| WHAT YOU HAVE TO DO |
From the entries below, gather every line containing the string "Cíle".

| RECORDS FOR THIS TASK |

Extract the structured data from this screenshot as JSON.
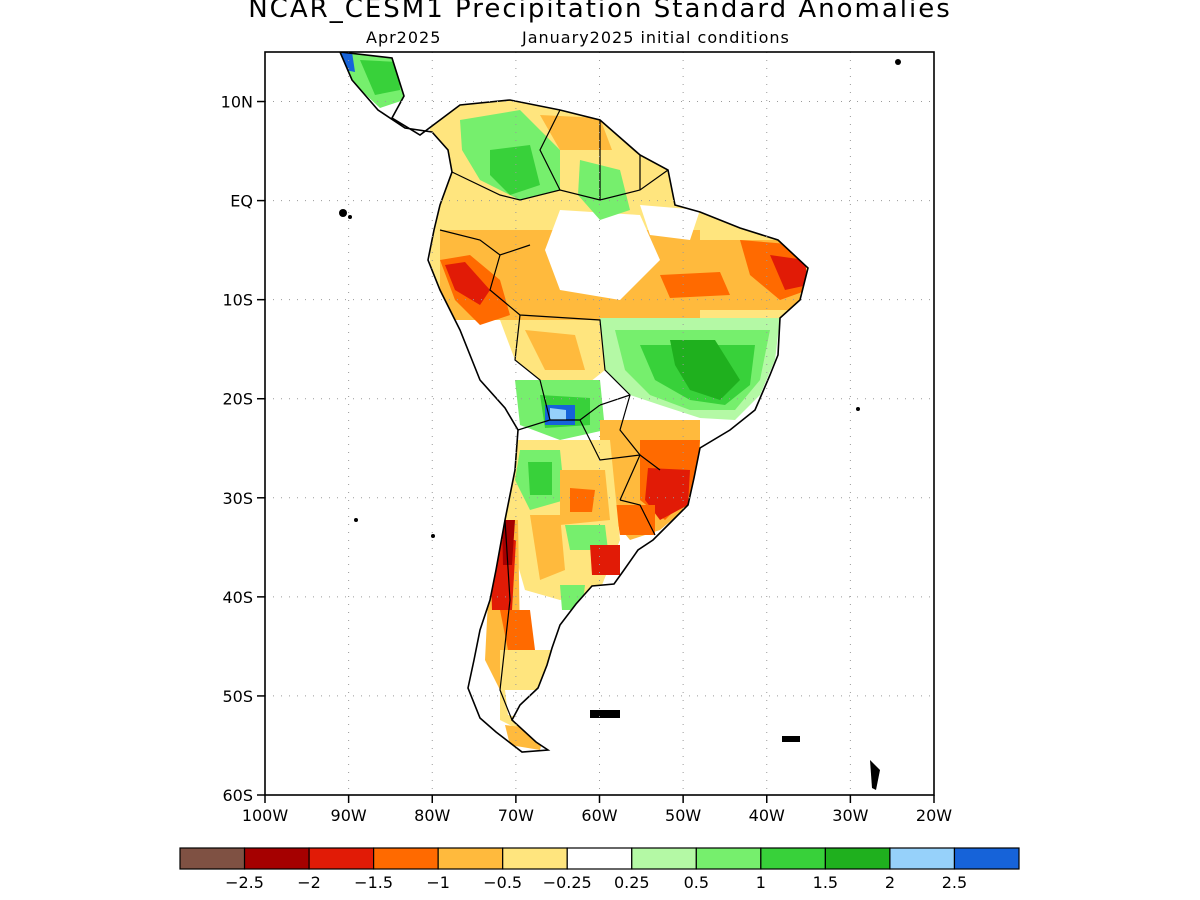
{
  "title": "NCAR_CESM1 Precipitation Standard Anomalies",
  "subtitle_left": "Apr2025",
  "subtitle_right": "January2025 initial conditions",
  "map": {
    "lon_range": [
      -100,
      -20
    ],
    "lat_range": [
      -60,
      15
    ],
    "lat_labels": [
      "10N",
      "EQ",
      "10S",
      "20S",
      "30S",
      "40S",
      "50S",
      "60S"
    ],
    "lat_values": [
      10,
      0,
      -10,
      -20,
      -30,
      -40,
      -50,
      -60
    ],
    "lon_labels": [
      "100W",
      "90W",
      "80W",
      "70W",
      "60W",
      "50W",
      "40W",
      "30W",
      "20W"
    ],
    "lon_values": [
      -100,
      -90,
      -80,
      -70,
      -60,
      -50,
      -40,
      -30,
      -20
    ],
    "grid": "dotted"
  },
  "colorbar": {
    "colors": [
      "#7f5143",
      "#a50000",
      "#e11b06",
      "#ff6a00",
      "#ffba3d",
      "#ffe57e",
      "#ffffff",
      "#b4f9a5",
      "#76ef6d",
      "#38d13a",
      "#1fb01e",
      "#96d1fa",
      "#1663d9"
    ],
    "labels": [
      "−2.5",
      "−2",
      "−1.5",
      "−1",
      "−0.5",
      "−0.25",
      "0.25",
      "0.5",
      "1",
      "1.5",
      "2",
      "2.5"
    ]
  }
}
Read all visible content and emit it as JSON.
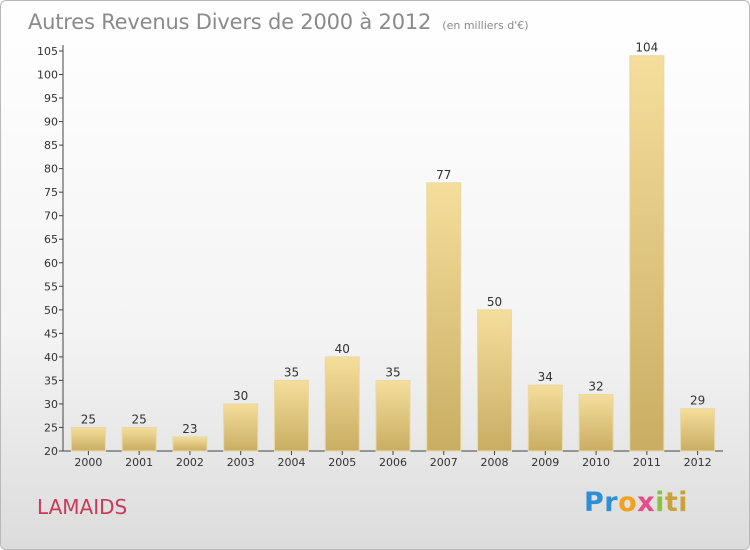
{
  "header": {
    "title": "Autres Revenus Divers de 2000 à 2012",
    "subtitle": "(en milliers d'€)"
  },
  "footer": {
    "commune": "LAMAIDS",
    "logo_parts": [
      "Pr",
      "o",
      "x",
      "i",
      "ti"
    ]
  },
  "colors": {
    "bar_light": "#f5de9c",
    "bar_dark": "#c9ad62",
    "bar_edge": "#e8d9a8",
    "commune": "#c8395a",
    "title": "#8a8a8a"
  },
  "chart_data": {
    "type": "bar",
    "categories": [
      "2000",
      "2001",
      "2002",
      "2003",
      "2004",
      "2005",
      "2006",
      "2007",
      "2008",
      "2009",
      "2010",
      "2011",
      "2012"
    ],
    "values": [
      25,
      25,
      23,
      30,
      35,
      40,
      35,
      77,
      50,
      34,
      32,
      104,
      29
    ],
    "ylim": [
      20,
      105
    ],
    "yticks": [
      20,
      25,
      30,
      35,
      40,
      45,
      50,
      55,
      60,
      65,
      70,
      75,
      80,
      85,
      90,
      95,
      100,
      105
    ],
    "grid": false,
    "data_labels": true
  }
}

==

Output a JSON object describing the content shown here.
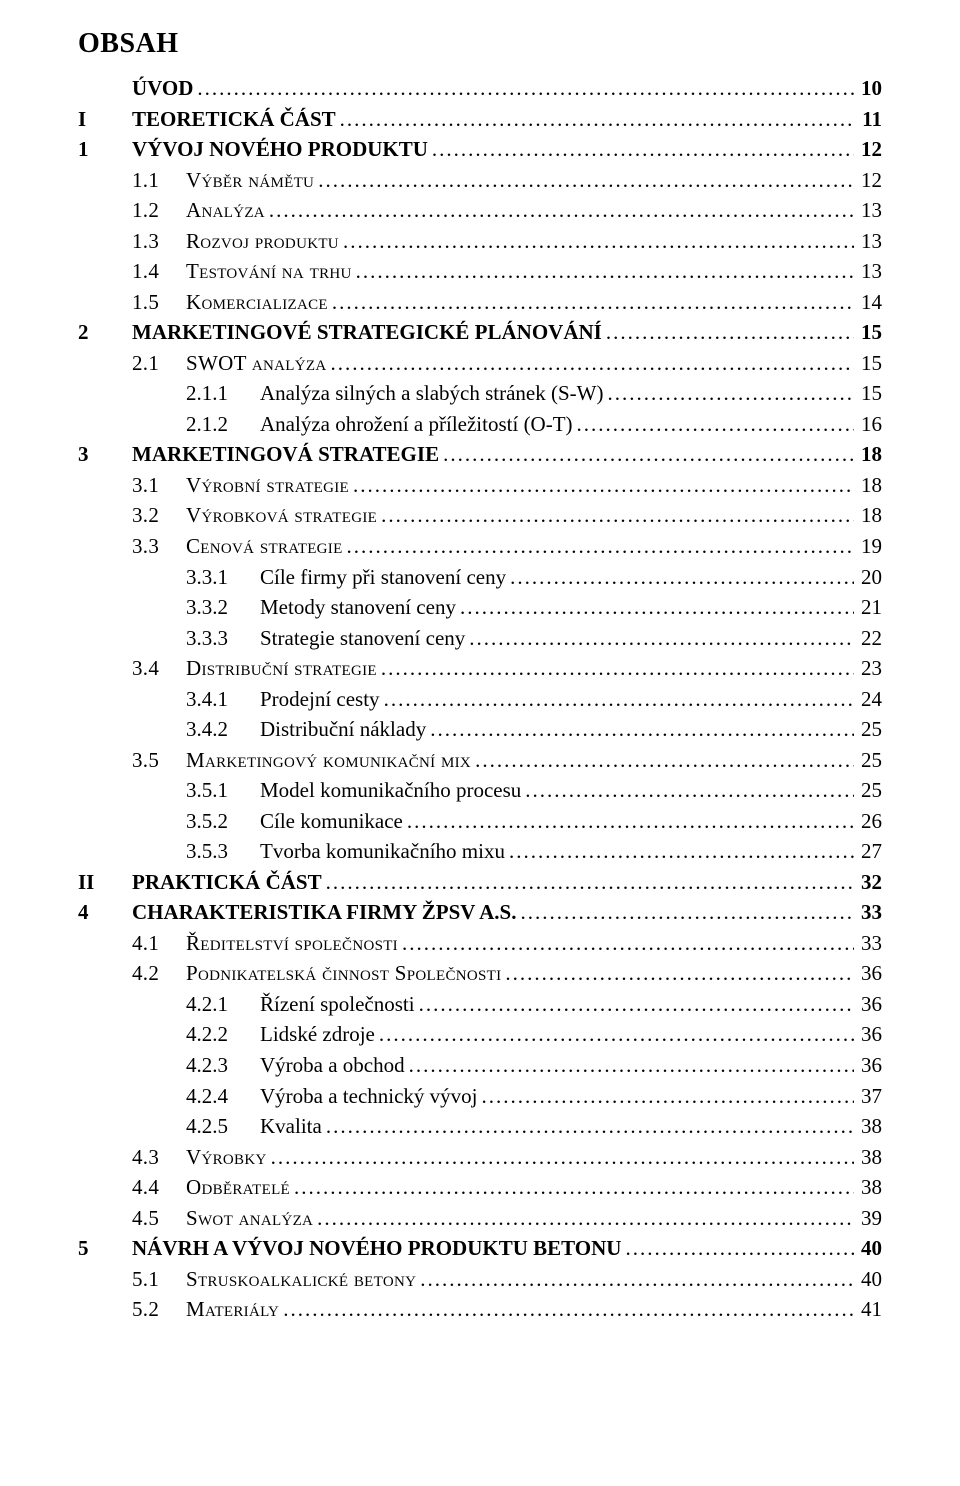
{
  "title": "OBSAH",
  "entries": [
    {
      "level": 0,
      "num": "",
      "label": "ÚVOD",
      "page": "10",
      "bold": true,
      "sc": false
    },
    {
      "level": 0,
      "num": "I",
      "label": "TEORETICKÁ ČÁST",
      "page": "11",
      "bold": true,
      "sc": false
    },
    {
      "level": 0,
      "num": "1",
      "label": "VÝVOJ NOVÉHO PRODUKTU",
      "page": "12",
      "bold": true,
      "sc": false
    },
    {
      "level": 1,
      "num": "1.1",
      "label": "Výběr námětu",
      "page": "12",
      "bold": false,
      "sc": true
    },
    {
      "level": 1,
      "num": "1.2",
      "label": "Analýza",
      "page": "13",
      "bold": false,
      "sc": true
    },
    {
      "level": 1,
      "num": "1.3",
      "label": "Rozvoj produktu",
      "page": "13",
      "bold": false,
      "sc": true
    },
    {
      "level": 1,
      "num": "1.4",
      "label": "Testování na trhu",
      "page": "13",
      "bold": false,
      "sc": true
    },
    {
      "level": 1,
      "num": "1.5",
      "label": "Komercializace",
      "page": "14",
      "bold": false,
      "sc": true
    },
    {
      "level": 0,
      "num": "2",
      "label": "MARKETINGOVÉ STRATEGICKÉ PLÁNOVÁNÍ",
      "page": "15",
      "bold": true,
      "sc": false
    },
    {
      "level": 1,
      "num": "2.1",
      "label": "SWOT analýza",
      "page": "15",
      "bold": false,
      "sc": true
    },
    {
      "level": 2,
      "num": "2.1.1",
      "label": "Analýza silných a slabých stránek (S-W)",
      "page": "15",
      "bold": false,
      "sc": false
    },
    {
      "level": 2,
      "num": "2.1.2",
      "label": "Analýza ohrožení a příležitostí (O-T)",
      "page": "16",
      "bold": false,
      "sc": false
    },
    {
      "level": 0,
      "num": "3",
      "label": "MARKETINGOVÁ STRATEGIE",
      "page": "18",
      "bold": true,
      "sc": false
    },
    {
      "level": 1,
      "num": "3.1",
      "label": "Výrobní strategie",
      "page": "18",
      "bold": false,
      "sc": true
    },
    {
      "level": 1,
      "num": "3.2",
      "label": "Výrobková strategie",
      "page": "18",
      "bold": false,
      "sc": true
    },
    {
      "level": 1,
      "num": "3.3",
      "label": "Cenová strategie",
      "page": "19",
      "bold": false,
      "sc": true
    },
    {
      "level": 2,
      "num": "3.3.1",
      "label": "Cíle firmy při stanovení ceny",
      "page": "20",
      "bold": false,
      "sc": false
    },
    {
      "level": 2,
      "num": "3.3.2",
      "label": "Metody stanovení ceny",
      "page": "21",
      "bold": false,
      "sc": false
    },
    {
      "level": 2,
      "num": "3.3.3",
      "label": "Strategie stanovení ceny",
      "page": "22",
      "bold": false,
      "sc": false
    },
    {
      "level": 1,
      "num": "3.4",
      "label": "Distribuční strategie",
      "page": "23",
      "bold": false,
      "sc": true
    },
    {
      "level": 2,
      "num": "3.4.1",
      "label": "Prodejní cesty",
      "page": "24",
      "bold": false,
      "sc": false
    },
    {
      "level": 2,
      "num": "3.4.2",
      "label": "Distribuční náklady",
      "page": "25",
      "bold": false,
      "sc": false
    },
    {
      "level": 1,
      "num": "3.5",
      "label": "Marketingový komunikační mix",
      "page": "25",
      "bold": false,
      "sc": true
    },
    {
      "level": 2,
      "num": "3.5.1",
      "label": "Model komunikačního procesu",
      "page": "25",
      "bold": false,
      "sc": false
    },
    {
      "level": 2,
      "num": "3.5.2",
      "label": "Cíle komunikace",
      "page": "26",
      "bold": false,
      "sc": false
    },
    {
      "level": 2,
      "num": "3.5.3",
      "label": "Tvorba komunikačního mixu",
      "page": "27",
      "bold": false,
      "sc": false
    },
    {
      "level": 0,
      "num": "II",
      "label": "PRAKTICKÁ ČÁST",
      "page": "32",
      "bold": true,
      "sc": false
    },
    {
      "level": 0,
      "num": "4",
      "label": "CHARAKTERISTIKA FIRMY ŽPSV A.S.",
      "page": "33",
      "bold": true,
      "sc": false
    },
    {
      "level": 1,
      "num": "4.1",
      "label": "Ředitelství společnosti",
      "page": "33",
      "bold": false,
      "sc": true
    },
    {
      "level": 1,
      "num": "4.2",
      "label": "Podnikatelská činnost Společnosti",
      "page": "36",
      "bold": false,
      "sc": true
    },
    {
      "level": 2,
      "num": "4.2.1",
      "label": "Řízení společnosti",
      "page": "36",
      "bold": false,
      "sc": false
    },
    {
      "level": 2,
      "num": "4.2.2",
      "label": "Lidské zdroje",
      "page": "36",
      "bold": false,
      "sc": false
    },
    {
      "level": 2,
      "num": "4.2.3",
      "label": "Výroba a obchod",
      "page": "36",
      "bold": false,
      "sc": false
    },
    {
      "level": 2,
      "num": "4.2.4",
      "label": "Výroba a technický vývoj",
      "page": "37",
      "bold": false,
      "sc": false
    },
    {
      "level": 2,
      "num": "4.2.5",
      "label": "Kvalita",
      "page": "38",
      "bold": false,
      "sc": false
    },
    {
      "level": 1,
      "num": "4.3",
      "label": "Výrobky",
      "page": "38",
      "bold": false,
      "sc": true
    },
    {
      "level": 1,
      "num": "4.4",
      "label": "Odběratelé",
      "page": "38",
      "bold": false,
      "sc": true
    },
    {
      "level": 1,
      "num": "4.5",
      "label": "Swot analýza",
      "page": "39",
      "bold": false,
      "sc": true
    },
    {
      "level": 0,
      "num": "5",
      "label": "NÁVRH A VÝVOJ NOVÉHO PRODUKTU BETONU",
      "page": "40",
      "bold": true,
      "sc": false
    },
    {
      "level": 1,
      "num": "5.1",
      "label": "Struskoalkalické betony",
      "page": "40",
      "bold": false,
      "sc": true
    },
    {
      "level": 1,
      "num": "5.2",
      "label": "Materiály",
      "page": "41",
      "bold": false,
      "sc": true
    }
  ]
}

| RESULT OF THE TASK |
      "label": "Cíle firmy při stanovení ceny",
      "label": "Cíle komunikace",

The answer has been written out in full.